> Listed entries
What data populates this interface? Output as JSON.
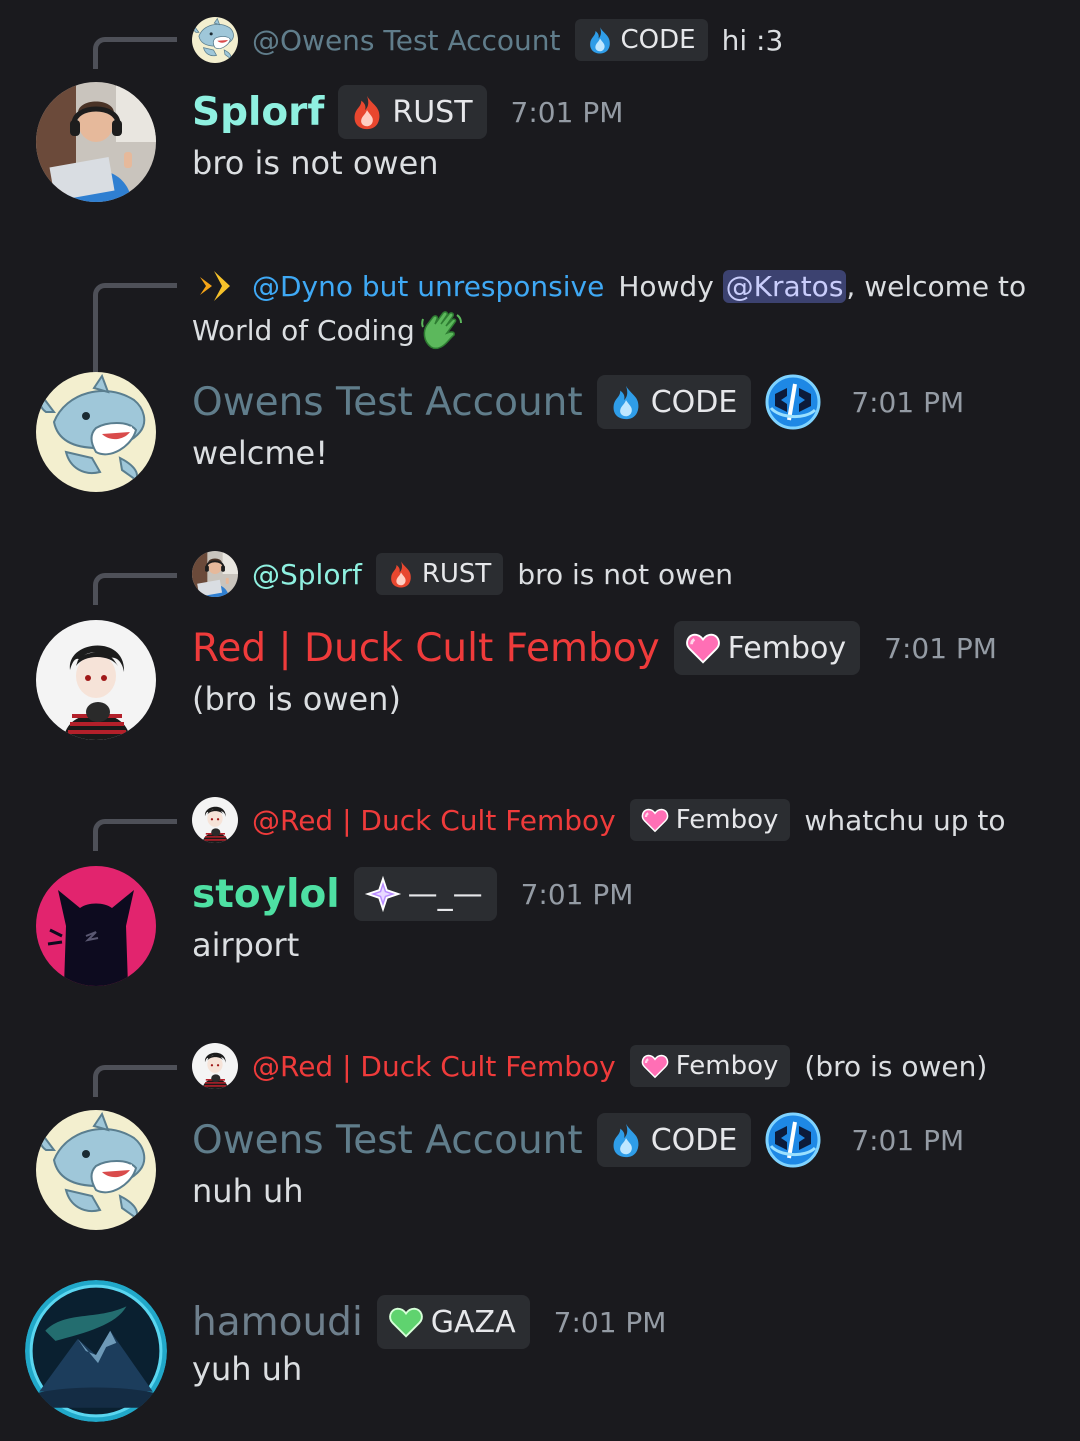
{
  "colors": {
    "background": "#1a1a1e",
    "tag_bg": "#2b2d31",
    "splorf": "#8ff0e0",
    "owens": "#607d8b",
    "red": "#ef3b3b",
    "stoylol": "#4ee0a3",
    "hamoudi": "#6e7f8c",
    "dyno": "#3fa9f5",
    "timestamp": "#949ba4"
  },
  "messages": [
    {
      "reply": {
        "avatar_icon": "shark-mini-avatar",
        "name": "@Owens Test Account",
        "tag_icon": "blue-flame-icon",
        "tag": "CODE",
        "text": "hi :3"
      },
      "username": "Splorf",
      "tag_icon": "red-flame-icon",
      "tag": "RUST",
      "timestamp": "7:01 PM",
      "content": "bro is not owen"
    },
    {
      "reply": {
        "avatar_icon": "dyno-diamond-icon",
        "name": "@Dyno but unresponsive",
        "text_prefix": "Howdy ",
        "mention": "@Kratos",
        "text_suffix": ", welcome to",
        "text_line2": "World of Coding",
        "emoji": "waving-hand-emoji"
      },
      "username": "Owens Test Account",
      "tag_icon": "blue-flame-icon",
      "tag": "CODE",
      "role_icon": "code-brackets-icon",
      "timestamp": "7:01 PM",
      "content": "welcme!"
    },
    {
      "reply": {
        "avatar_icon": "splorf-mini-avatar",
        "name": "@Splorf",
        "tag_icon": "red-flame-icon",
        "tag": "RUST",
        "text": "bro is not owen"
      },
      "username": "Red | Duck Cult Femboy",
      "tag_icon": "pink-heart-icon",
      "tag": "Femboy",
      "timestamp": "7:01 PM",
      "content": "(bro is owen)"
    },
    {
      "reply": {
        "avatar_icon": "red-mini-avatar",
        "name": "@Red | Duck Cult Femboy",
        "tag_icon": "pink-heart-icon",
        "tag": "Femboy",
        "text": "whatchu up to"
      },
      "username": "stoylol",
      "tag_icon": "sparkle-icon",
      "tag": "—_—",
      "timestamp": "7:01 PM",
      "content": "airport"
    },
    {
      "reply": {
        "avatar_icon": "red-mini-avatar",
        "name": "@Red | Duck Cult Femboy",
        "tag_icon": "pink-heart-icon",
        "tag": "Femboy",
        "text": "(bro is owen)"
      },
      "username": "Owens Test Account",
      "tag_icon": "blue-flame-icon",
      "tag": "CODE",
      "role_icon": "code-brackets-icon",
      "timestamp": "7:01 PM",
      "content": "nuh uh"
    },
    {
      "username": "hamoudi",
      "tag_icon": "green-heart-icon",
      "tag": "GAZA",
      "timestamp": "7:01 PM",
      "content": "yuh uh"
    }
  ]
}
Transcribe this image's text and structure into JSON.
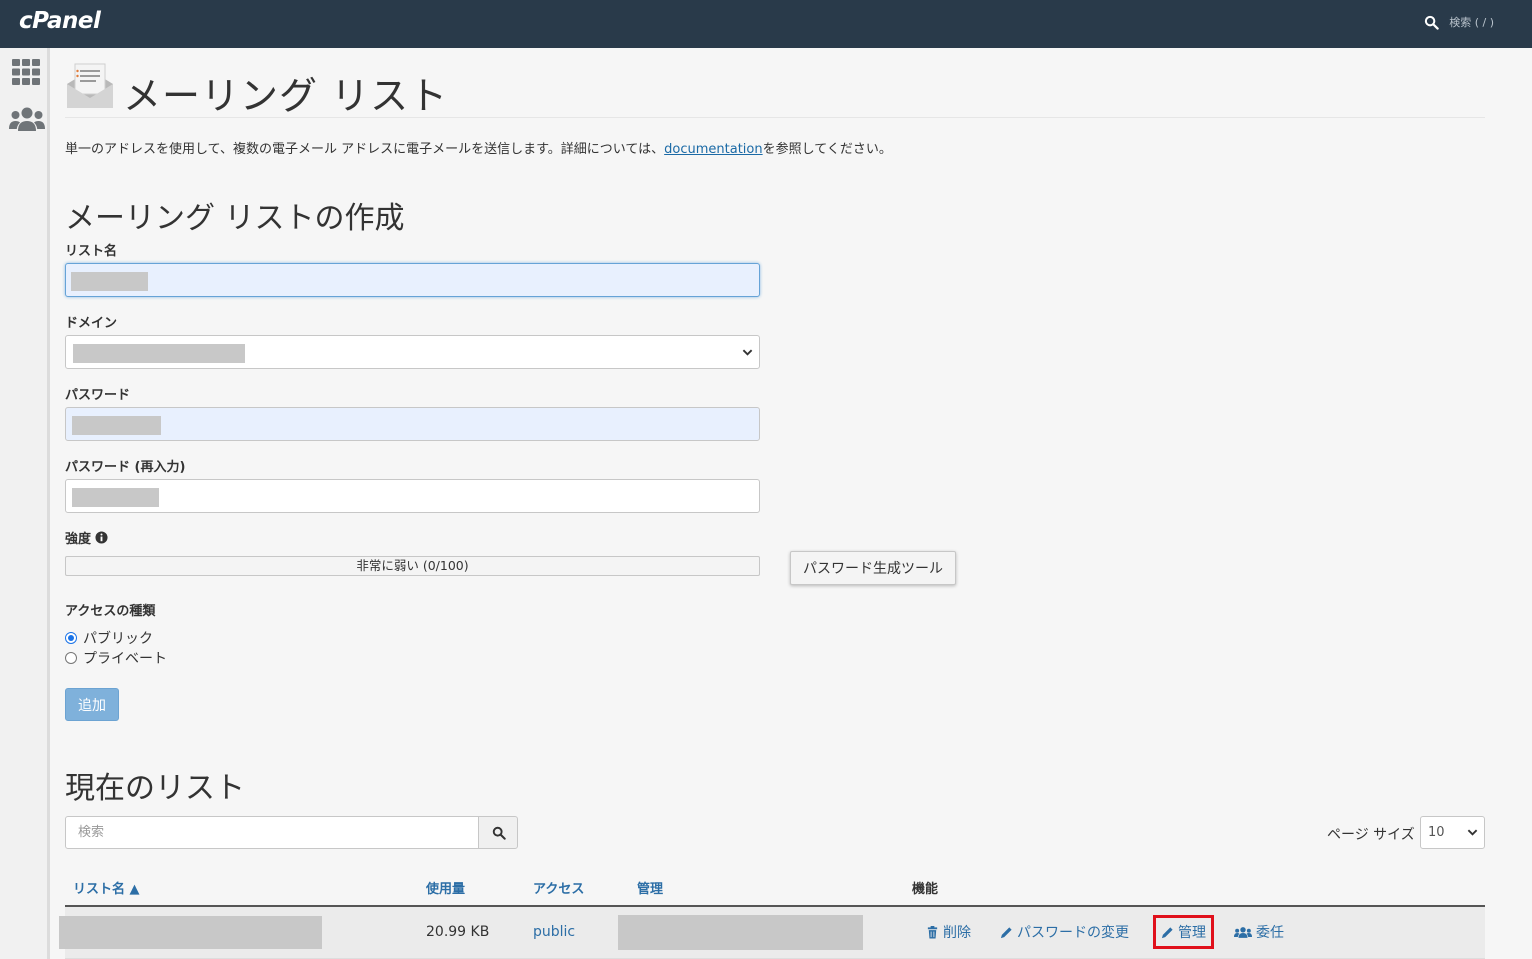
{
  "app": {
    "logo": "cPanel"
  },
  "topbar": {
    "search_placeholder": "検索 ( / )"
  },
  "page": {
    "title": "メーリング リスト",
    "intro_before": "単一のアドレスを使用して、複数の電子メール アドレスに電子メールを送信します。詳細については、",
    "intro_link": "documentation",
    "intro_after": "を参照してください。"
  },
  "create": {
    "title": "メーリング リストの作成",
    "list_name_label": "リスト名",
    "domain_label": "ドメイン",
    "password_label": "パスワード",
    "password_confirm_label": "パスワード (再入力)",
    "strength_label": "強度",
    "strength_text": "非常に弱い (0/100)",
    "strength_value": 0,
    "generator_button": "パスワード生成ツール",
    "access_label": "アクセスの種類",
    "access_options": [
      "パブリック",
      "プライベート"
    ],
    "access_selected": "パブリック",
    "add_button": "追加"
  },
  "lists": {
    "title": "現在のリスト",
    "search_placeholder": "検索",
    "page_size_label": "ページ サイズ",
    "page_size_value": "10",
    "columns": [
      "リスト名 ▲",
      "使用量",
      "アクセス",
      "管理",
      "機能"
    ],
    "rows": [
      {
        "usage": "20.99 KB",
        "access": "public",
        "actions": [
          "削除",
          "パスワードの変更",
          "管理",
          "委任"
        ]
      }
    ]
  },
  "colors": {
    "topbar": "#293a4a",
    "link": "#2c6ea6",
    "highlight": "#e0101b",
    "primary_button": "#7fb1db"
  }
}
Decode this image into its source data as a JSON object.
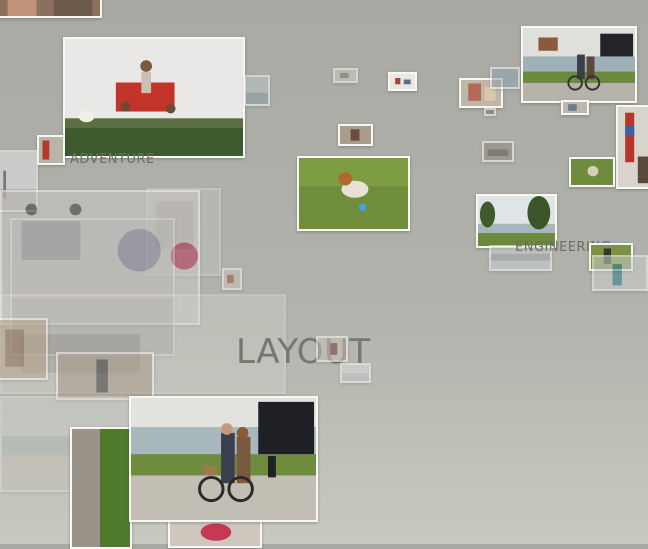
{
  "collection_labels": {
    "adventure": "ADVENTURE",
    "engineering": "ENGINEERING",
    "layout": "LAYOUT"
  },
  "photos": {
    "family_jump": "family jumping on bed",
    "dog": "dog on grass",
    "bike_couple": "couple with bicycle by water",
    "lake": "lake with trees",
    "dock": "dock and water"
  },
  "colors": {
    "background": "#abaca5",
    "frame": "#f7f7f4",
    "label": "#6c6d68"
  }
}
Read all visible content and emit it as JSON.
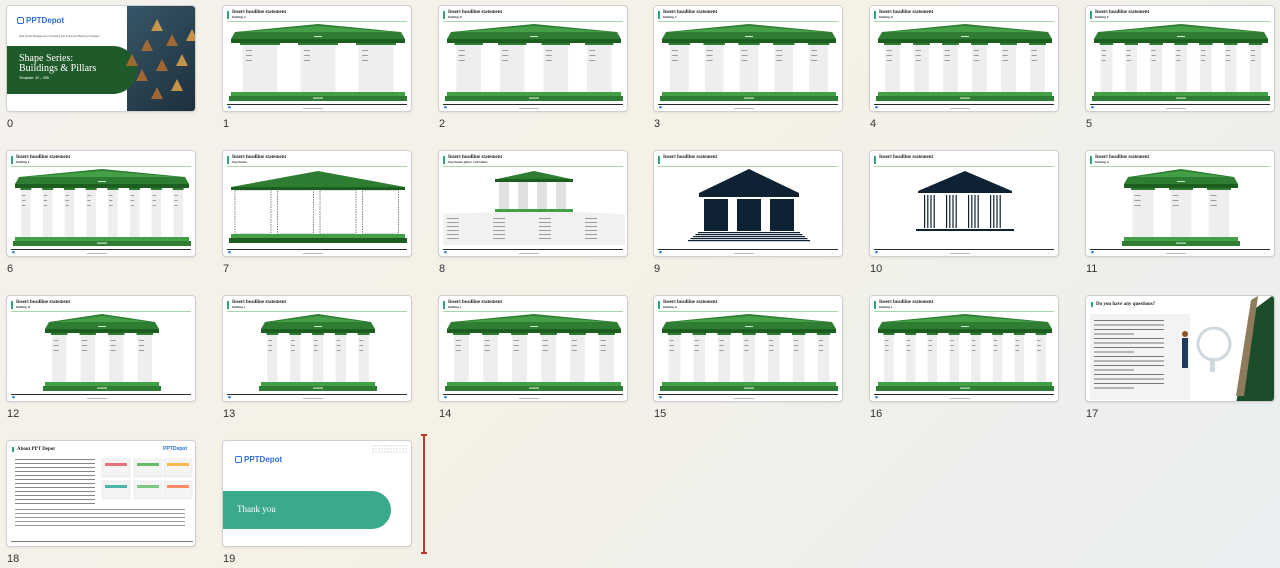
{
  "slides": [
    {
      "number": "0",
      "kind": "title",
      "logo": "PPTDepot",
      "subtitle": "High Impact Management Consulting and Investment Banking Templates",
      "title_line1": "Shape Series:",
      "title_line2": "Buildings & Pillars",
      "template": "Template: 42 – 055"
    },
    {
      "number": "1",
      "kind": "pillars",
      "headline": "Insert headline statement",
      "sub": "Building A",
      "pillars": 3
    },
    {
      "number": "2",
      "kind": "pillars",
      "headline": "Insert headline statement",
      "sub": "Building B",
      "pillars": 4
    },
    {
      "number": "3",
      "kind": "pillars",
      "headline": "Insert headline statement",
      "sub": "Building C",
      "pillars": 5
    },
    {
      "number": "4",
      "kind": "pillars",
      "headline": "Insert headline statement",
      "sub": "Building D",
      "pillars": 6
    },
    {
      "number": "5",
      "kind": "pillars",
      "headline": "Insert headline statement",
      "sub": "Building E",
      "pillars": 7
    },
    {
      "number": "6",
      "kind": "pillars",
      "headline": "Insert headline statement",
      "sub": "Building F",
      "pillars": 8
    },
    {
      "number": "7",
      "kind": "dashed",
      "headline": "Insert headline statement",
      "sub": "Placeholder",
      "pillars": 4
    },
    {
      "number": "8",
      "kind": "small-temple",
      "headline": "Insert headline statement",
      "sub": "Placeholder pillars with bullets",
      "pillars": 4
    },
    {
      "number": "9",
      "kind": "dark-temple",
      "headline": "Insert headline statement",
      "sub": ""
    },
    {
      "number": "10",
      "kind": "line-temple",
      "headline": "Insert headline statement",
      "sub": ""
    },
    {
      "number": "11",
      "kind": "pillars-narrow",
      "headline": "Insert headline statement",
      "sub": "Building G",
      "pillars": 3
    },
    {
      "number": "12",
      "kind": "pillars-narrow",
      "headline": "Insert headline statement",
      "sub": "Building H",
      "pillars": 4
    },
    {
      "number": "13",
      "kind": "pillars-narrow",
      "headline": "Insert headline statement",
      "sub": "Building I",
      "pillars": 5
    },
    {
      "number": "14",
      "kind": "pillars",
      "headline": "Insert headline statement",
      "sub": "Building J",
      "pillars": 6
    },
    {
      "number": "15",
      "kind": "pillars",
      "headline": "Insert headline statement",
      "sub": "Building K",
      "pillars": 7
    },
    {
      "number": "16",
      "kind": "pillars",
      "headline": "Insert headline statement",
      "sub": "Building L",
      "pillars": 8
    },
    {
      "number": "17",
      "kind": "questions",
      "headline": "Do you have any questions?"
    },
    {
      "number": "18",
      "kind": "about",
      "headline": "About PPT Depot",
      "logo": "PPTDepot"
    },
    {
      "number": "19",
      "kind": "thankyou",
      "logo": "PPTDepot",
      "text": "Thank you"
    }
  ],
  "colors": {
    "green_dark": "#1b5e20",
    "green": "#2e7d32",
    "green_light": "#43a047",
    "accent": "#2da47b",
    "navy": "#0f2233",
    "insert_marker": "#c0392b"
  }
}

> Exercise details
Working from the material above, transcribe it exactly while omitting pictures.

> Reply to the exercise
What data populates this interface? Output as JSON.
{
  "colors": {
    "background": "#1a1a1e",
    "tag_bg": "#2b2d31",
    "splorf": "#8ff0e0",
    "owens": "#607d8b",
    "red": "#ef3b3b",
    "stoylol": "#4ee0a3",
    "hamoudi": "#6e7f8c",
    "dyno": "#3fa9f5",
    "timestamp": "#949ba4"
  },
  "messages": [
    {
      "reply": {
        "avatar_icon": "shark-mini-avatar",
        "name": "@Owens Test Account",
        "tag_icon": "blue-flame-icon",
        "tag": "CODE",
        "text": "hi :3"
      },
      "username": "Splorf",
      "tag_icon": "red-flame-icon",
      "tag": "RUST",
      "timestamp": "7:01 PM",
      "content": "bro is not owen"
    },
    {
      "reply": {
        "avatar_icon": "dyno-diamond-icon",
        "name": "@Dyno but unresponsive",
        "text_prefix": "Howdy ",
        "mention": "@Kratos",
        "text_suffix": ", welcome to",
        "text_line2": "World of Coding",
        "emoji": "waving-hand-emoji"
      },
      "username": "Owens Test Account",
      "tag_icon": "blue-flame-icon",
      "tag": "CODE",
      "role_icon": "code-brackets-icon",
      "timestamp": "7:01 PM",
      "content": "welcme!"
    },
    {
      "reply": {
        "avatar_icon": "splorf-mini-avatar",
        "name": "@Splorf",
        "tag_icon": "red-flame-icon",
        "tag": "RUST",
        "text": "bro is not owen"
      },
      "username": "Red | Duck Cult Femboy",
      "tag_icon": "pink-heart-icon",
      "tag": "Femboy",
      "timestamp": "7:01 PM",
      "content": "(bro is owen)"
    },
    {
      "reply": {
        "avatar_icon": "red-mini-avatar",
        "name": "@Red | Duck Cult Femboy",
        "tag_icon": "pink-heart-icon",
        "tag": "Femboy",
        "text": "whatchu up to"
      },
      "username": "stoylol",
      "tag_icon": "sparkle-icon",
      "tag": "—_—",
      "timestamp": "7:01 PM",
      "content": "airport"
    },
    {
      "reply": {
        "avatar_icon": "red-mini-avatar",
        "name": "@Red | Duck Cult Femboy",
        "tag_icon": "pink-heart-icon",
        "tag": "Femboy",
        "text": "(bro is owen)"
      },
      "username": "Owens Test Account",
      "tag_icon": "blue-flame-icon",
      "tag": "CODE",
      "role_icon": "code-brackets-icon",
      "timestamp": "7:01 PM",
      "content": "nuh uh"
    },
    {
      "username": "hamoudi",
      "tag_icon": "green-heart-icon",
      "tag": "GAZA",
      "timestamp": "7:01 PM",
      "content": "yuh uh"
    }
  ]
}
Transcribe this image's text and structure into JSON.
{
  "app": {
    "logo": "cPanel"
  },
  "topbar": {
    "search_placeholder": "検索 ( / )"
  },
  "page": {
    "title": "メーリング リスト",
    "intro_before": "単一のアドレスを使用して、複数の電子メール アドレスに電子メールを送信します。詳細については、",
    "intro_link": "documentation",
    "intro_after": "を参照してください。"
  },
  "create": {
    "title": "メーリング リストの作成",
    "list_name_label": "リスト名",
    "domain_label": "ドメイン",
    "password_label": "パスワード",
    "password_confirm_label": "パスワード (再入力)",
    "strength_label": "強度",
    "strength_text": "非常に弱い (0/100)",
    "strength_value": 0,
    "generator_button": "パスワード生成ツール",
    "access_label": "アクセスの種類",
    "access_options": [
      "パブリック",
      "プライベート"
    ],
    "access_selected": "パブリック",
    "add_button": "追加"
  },
  "lists": {
    "title": "現在のリスト",
    "search_placeholder": "検索",
    "page_size_label": "ページ サイズ",
    "page_size_value": "10",
    "columns": [
      "リスト名 ▲",
      "使用量",
      "アクセス",
      "管理",
      "機能"
    ],
    "rows": [
      {
        "usage": "20.99 KB",
        "access": "public",
        "actions": [
          "削除",
          "パスワードの変更",
          "管理",
          "委任"
        ]
      }
    ]
  },
  "colors": {
    "topbar": "#293a4a",
    "link": "#2c6ea6",
    "highlight": "#e0101b",
    "primary_button": "#7fb1db"
  }
}
Decode this image into its source data as a JSON object.
{
  "collection_labels": {
    "adventure": "ADVENTURE",
    "engineering": "ENGINEERING",
    "layout": "LAYOUT"
  },
  "photos": {
    "family_jump": "family jumping on bed",
    "dog": "dog on grass",
    "bike_couple": "couple with bicycle by water",
    "lake": "lake with trees",
    "dock": "dock and water"
  },
  "colors": {
    "background": "#abaca5",
    "frame": "#f7f7f4",
    "label": "#6c6d68"
  }
}
Read all visible content and emit it as JSON.
{
  "slides": [
    {
      "number": "0",
      "kind": "title",
      "logo": "PPTDepot",
      "subtitle": "High Impact Management Consulting and Investment Banking Templates",
      "title_line1": "Shape Series:",
      "title_line2": "Buildings & Pillars",
      "template": "Template: 42 – 055"
    },
    {
      "number": "1",
      "kind": "pillars",
      "headline": "Insert headline statement",
      "sub": "Building A",
      "pillars": 3
    },
    {
      "number": "2",
      "kind": "pillars",
      "headline": "Insert headline statement",
      "sub": "Building B",
      "pillars": 4
    },
    {
      "number": "3",
      "kind": "pillars",
      "headline": "Insert headline statement",
      "sub": "Building C",
      "pillars": 5
    },
    {
      "number": "4",
      "kind": "pillars",
      "headline": "Insert headline statement",
      "sub": "Building D",
      "pillars": 6
    },
    {
      "number": "5",
      "kind": "pillars",
      "headline": "Insert headline statement",
      "sub": "Building E",
      "pillars": 7
    },
    {
      "number": "6",
      "kind": "pillars",
      "headline": "Insert headline statement",
      "sub": "Building F",
      "pillars": 8
    },
    {
      "number": "7",
      "kind": "dashed",
      "headline": "Insert headline statement",
      "sub": "Placeholder",
      "pillars": 4
    },
    {
      "number": "8",
      "kind": "small-temple",
      "headline": "Insert headline statement",
      "sub": "Placeholder pillars with bullets",
      "pillars": 4
    },
    {
      "number": "9",
      "kind": "dark-temple",
      "headline": "Insert headline statement",
      "sub": ""
    },
    {
      "number": "10",
      "kind": "line-temple",
      "headline": "Insert headline statement",
      "sub": ""
    },
    {
      "number": "11",
      "kind": "pillars-narrow",
      "headline": "Insert headline statement",
      "sub": "Building G",
      "pillars": 3
    },
    {
      "number": "12",
      "kind": "pillars-narrow",
      "headline": "Insert headline statement",
      "sub": "Building H",
      "pillars": 4
    },
    {
      "number": "13",
      "kind": "pillars-narrow",
      "headline": "Insert headline statement",
      "sub": "Building I",
      "pillars": 5
    },
    {
      "number": "14",
      "kind": "pillars",
      "headline": "Insert headline statement",
      "sub": "Building J",
      "pillars": 6
    },
    {
      "number": "15",
      "kind": "pillars",
      "headline": "Insert headline statement",
      "sub": "Building K",
      "pillars": 7
    },
    {
      "number": "16",
      "kind": "pillars",
      "headline": "Insert headline statement",
      "sub": "Building L",
      "pillars": 8
    },
    {
      "number": "17",
      "kind": "questions",
      "headline": "Do you have any questions?"
    },
    {
      "number": "18",
      "kind": "about",
      "headline": "About PPT Depot",
      "logo": "PPTDepot"
    },
    {
      "number": "19",
      "kind": "thankyou",
      "logo": "PPTDepot",
      "text": "Thank you"
    }
  ],
  "colors": {
    "green_dark": "#1b5e20",
    "green": "#2e7d32",
    "green_light": "#43a047",
    "accent": "#2da47b",
    "navy": "#0f2233",
    "insert_marker": "#c0392b"
  }
}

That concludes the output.